• [Task instructions]: Output each entry below as it stands, leaving out every picture.

• [Records]:
▶
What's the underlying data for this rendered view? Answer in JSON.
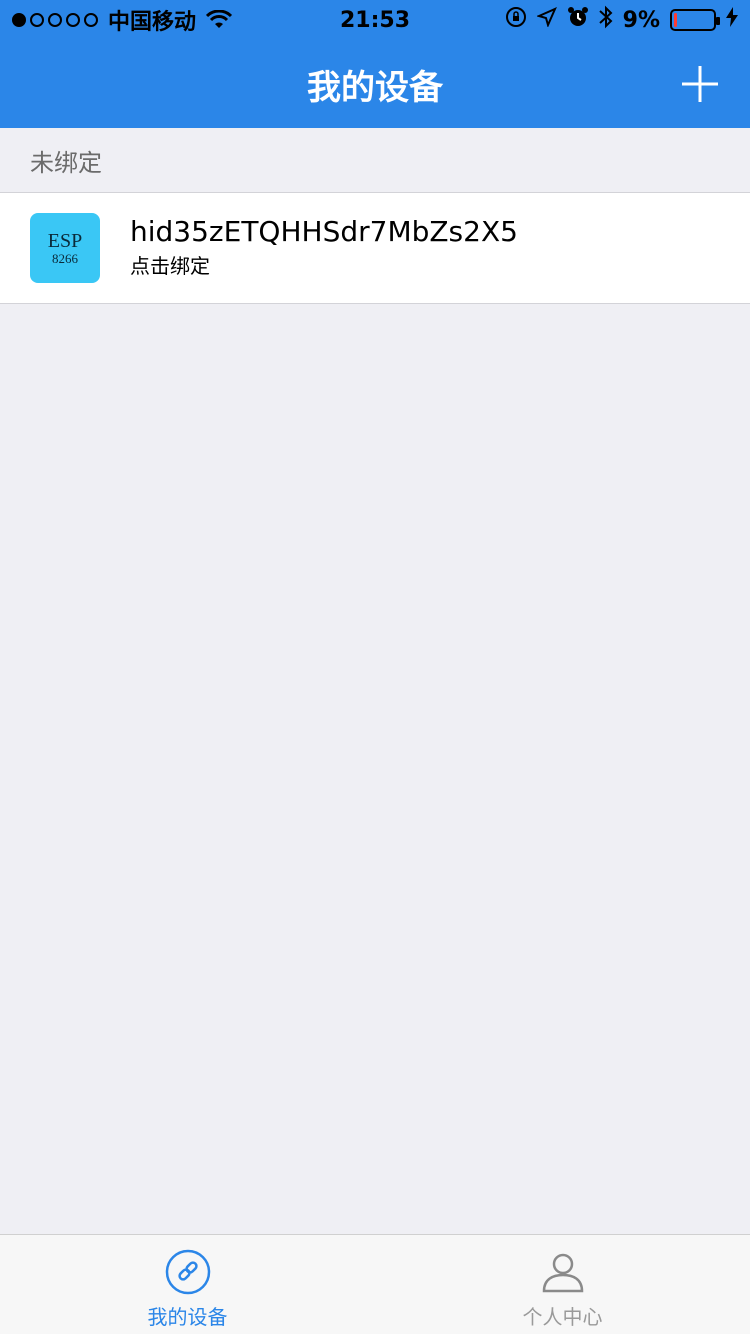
{
  "status_bar": {
    "carrier": "中国移动",
    "time": "21:53",
    "battery_percent": "9%",
    "battery_level": 0.09,
    "icons": [
      "signal-dots",
      "wifi-icon",
      "rotation-lock-icon",
      "location-icon",
      "alarm-icon",
      "bluetooth-icon",
      "battery-icon",
      "charging-icon"
    ]
  },
  "navbar": {
    "title": "我的设备",
    "add_icon": "plus-icon"
  },
  "section": {
    "title": "未绑定"
  },
  "device": {
    "icon_line1": "ESP",
    "icon_line2": "8266",
    "name": "hid35zETQHHSdr7MbZs2X5",
    "subtitle": "点击绑定"
  },
  "tabbar": {
    "tabs": [
      {
        "label": "我的设备",
        "icon": "link-icon",
        "active": true
      },
      {
        "label": "个人中心",
        "icon": "person-icon",
        "active": false
      }
    ]
  },
  "colors": {
    "brand": "#2b86e8",
    "background": "#efeff4",
    "device_icon": "#3ac7f5"
  }
}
◀
• [Exercise output]:
What's the underlying data for this rendered view? Answer in JSON.
{
  "status_bar": {
    "carrier": "中国移动",
    "time": "21:53",
    "battery_percent": "9%",
    "battery_level": 0.09,
    "icons": [
      "signal-dots",
      "wifi-icon",
      "rotation-lock-icon",
      "location-icon",
      "alarm-icon",
      "bluetooth-icon",
      "battery-icon",
      "charging-icon"
    ]
  },
  "navbar": {
    "title": "我的设备",
    "add_icon": "plus-icon"
  },
  "section": {
    "title": "未绑定"
  },
  "device": {
    "icon_line1": "ESP",
    "icon_line2": "8266",
    "name": "hid35zETQHHSdr7MbZs2X5",
    "subtitle": "点击绑定"
  },
  "tabbar": {
    "tabs": [
      {
        "label": "我的设备",
        "icon": "link-icon",
        "active": true
      },
      {
        "label": "个人中心",
        "icon": "person-icon",
        "active": false
      }
    ]
  },
  "colors": {
    "brand": "#2b86e8",
    "background": "#efeff4",
    "device_icon": "#3ac7f5"
  }
}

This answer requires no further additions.